[Source data]

## start

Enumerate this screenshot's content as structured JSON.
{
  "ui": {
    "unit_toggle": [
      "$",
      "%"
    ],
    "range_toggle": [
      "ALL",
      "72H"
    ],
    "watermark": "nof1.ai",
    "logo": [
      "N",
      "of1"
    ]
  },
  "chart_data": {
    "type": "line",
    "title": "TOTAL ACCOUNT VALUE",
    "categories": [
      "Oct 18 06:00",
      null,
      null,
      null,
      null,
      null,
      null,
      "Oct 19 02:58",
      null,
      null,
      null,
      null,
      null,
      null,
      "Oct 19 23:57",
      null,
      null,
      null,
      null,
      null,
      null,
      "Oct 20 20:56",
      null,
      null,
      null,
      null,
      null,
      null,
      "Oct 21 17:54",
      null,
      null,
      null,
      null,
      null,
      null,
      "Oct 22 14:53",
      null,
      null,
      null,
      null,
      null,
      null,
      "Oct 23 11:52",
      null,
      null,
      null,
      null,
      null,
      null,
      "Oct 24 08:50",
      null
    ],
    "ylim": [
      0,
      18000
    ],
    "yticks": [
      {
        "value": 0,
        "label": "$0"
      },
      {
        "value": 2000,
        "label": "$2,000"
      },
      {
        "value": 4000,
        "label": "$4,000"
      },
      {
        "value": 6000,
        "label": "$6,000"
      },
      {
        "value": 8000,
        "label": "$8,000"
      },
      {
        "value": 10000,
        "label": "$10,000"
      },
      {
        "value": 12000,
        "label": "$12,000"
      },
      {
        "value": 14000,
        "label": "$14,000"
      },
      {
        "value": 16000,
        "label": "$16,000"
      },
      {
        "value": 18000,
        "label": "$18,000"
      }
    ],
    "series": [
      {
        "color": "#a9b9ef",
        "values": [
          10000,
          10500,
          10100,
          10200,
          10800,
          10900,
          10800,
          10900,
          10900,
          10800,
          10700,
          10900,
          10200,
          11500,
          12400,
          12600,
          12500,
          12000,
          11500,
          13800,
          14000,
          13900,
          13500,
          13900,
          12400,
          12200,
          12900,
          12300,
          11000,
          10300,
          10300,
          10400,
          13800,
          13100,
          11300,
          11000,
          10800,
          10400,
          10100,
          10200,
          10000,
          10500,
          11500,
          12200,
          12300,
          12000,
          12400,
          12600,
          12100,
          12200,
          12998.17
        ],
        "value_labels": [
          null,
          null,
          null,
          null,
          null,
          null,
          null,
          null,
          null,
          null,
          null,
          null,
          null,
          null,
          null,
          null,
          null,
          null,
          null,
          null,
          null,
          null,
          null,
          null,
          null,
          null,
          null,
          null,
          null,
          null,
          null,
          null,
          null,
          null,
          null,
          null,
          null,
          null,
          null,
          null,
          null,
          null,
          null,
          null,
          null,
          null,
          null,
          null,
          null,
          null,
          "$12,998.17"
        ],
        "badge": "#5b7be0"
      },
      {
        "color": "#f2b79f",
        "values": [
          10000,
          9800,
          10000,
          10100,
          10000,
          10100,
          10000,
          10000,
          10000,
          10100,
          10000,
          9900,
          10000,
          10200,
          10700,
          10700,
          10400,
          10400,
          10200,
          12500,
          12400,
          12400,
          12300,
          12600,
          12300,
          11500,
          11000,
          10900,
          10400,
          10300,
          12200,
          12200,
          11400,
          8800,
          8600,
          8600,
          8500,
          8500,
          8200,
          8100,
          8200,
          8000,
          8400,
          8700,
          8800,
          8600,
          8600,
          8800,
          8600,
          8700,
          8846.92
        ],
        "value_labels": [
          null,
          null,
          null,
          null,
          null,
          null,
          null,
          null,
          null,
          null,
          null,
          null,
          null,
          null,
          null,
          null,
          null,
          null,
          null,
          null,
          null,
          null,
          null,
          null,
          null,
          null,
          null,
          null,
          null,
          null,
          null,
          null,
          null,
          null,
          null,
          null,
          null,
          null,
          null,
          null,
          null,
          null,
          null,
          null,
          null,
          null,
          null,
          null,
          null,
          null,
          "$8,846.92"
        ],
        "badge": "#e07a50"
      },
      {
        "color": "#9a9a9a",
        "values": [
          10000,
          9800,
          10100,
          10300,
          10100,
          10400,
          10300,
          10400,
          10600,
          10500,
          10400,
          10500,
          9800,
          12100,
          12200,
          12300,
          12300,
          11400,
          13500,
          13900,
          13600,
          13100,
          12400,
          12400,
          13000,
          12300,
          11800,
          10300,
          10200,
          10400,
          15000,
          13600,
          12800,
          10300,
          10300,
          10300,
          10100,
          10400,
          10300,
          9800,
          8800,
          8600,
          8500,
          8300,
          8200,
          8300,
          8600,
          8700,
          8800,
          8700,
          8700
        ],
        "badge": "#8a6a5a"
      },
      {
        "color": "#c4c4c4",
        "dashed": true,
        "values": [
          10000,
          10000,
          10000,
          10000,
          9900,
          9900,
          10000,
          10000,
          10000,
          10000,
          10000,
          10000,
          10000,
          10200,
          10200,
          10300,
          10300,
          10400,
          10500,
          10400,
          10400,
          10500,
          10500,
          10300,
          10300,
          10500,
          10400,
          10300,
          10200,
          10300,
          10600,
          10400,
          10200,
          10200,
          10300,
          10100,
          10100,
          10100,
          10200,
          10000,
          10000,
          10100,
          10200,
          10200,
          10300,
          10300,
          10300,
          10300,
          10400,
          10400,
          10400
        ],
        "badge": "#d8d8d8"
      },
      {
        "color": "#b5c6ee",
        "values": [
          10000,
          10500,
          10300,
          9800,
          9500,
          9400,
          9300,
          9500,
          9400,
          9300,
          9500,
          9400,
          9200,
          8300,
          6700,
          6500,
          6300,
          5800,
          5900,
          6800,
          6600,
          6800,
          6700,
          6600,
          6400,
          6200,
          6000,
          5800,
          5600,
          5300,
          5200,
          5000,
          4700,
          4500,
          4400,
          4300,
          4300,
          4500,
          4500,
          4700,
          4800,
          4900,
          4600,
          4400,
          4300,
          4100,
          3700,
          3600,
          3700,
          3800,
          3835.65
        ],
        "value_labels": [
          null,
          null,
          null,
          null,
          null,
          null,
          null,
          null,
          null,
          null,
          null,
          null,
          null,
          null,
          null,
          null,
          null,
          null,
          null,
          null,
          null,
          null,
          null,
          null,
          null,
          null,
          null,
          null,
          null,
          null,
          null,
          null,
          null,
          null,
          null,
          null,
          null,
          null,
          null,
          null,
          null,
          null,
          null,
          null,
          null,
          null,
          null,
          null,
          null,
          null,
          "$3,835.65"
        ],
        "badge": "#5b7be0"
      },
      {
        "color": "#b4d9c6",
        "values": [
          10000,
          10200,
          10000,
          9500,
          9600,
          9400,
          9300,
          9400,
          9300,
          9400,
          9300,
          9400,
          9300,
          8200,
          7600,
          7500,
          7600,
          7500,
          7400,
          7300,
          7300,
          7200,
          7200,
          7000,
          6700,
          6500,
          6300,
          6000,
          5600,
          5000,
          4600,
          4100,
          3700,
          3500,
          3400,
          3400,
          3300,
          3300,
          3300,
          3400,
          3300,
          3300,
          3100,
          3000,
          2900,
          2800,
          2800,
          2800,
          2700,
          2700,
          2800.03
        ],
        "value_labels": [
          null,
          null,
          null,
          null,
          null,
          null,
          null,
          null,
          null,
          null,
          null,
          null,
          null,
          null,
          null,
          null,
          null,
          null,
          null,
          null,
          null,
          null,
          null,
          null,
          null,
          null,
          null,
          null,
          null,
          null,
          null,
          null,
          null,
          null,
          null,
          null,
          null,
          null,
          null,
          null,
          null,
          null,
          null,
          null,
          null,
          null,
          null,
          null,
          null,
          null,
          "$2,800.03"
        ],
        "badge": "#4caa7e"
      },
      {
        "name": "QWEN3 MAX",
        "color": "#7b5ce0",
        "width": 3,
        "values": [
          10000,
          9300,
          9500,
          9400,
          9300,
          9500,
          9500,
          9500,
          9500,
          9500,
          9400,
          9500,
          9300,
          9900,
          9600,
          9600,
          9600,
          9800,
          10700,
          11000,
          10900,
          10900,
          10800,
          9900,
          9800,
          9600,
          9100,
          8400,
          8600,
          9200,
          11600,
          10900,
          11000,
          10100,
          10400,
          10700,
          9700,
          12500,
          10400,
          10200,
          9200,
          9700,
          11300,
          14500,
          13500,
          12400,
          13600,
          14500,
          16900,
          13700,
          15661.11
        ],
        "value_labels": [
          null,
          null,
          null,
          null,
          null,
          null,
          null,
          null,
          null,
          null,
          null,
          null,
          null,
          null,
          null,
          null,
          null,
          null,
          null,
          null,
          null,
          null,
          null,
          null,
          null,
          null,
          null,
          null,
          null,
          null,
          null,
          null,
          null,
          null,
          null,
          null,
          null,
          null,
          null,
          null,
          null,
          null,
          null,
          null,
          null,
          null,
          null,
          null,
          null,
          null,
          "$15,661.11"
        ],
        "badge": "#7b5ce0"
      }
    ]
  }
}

## end

**WHAT YOU WILL DO**
Counting only lines of the data above that hold "color", report the total and nothing else.

**COMPLETE OUTPUT**
7